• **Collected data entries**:

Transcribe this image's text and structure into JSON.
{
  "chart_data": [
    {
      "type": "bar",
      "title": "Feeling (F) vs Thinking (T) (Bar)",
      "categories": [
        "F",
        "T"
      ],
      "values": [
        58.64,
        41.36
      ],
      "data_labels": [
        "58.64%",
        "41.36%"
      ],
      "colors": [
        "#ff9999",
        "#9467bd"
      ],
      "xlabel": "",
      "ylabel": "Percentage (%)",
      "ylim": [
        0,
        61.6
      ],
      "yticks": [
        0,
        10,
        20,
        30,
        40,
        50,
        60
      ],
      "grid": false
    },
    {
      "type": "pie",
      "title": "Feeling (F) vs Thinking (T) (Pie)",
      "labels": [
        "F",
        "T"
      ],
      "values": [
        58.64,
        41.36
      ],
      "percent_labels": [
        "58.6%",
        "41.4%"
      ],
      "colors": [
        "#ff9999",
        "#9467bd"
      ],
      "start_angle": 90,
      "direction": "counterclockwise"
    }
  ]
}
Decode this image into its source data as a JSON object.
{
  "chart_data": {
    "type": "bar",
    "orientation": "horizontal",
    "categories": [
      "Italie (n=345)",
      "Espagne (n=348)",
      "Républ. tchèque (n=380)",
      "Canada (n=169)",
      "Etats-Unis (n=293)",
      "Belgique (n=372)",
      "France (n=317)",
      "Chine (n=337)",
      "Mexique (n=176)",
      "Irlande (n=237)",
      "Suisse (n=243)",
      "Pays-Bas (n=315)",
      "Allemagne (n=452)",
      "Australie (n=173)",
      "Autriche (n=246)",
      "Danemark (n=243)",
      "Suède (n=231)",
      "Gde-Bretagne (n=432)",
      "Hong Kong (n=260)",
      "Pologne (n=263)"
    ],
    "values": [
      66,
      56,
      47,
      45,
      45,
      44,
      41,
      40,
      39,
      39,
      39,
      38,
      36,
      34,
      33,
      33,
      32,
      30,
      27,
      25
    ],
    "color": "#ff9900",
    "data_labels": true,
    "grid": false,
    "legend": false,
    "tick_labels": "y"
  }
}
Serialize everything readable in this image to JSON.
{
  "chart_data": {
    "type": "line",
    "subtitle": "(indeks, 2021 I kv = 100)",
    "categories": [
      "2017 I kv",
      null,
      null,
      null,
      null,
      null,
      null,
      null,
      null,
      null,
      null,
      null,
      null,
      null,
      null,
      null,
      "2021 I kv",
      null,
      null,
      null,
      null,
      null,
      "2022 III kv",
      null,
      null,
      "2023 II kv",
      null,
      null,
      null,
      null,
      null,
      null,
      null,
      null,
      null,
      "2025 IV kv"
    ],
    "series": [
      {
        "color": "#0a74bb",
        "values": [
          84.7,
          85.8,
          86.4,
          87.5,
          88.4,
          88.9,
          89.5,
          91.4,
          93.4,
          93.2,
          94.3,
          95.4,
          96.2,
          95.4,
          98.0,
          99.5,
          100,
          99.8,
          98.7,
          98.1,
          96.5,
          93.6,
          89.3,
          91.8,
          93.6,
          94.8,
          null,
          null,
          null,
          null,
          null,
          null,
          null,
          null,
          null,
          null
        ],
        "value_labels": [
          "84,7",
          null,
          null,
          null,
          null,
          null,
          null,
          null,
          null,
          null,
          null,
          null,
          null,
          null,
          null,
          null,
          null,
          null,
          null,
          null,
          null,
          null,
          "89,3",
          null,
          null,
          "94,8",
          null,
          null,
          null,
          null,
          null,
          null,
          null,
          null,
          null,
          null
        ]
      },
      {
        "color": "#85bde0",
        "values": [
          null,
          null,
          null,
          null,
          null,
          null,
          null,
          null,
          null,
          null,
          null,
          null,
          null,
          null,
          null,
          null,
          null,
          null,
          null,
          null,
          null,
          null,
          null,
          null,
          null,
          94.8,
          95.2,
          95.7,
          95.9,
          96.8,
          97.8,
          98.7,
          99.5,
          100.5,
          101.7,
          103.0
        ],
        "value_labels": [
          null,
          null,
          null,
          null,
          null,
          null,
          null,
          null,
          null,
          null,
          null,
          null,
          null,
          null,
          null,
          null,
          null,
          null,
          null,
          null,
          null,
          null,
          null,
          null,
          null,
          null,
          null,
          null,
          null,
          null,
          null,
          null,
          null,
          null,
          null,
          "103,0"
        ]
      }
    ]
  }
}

• **TO BE DONE**:
Show every line where the string "image" appears.

• **CORRECT OUTPUT**:
Transcribe this image's text and structure into JSON.
Decode this image into its source data as a JSON object.
Serialize everything readable in this image to JSON.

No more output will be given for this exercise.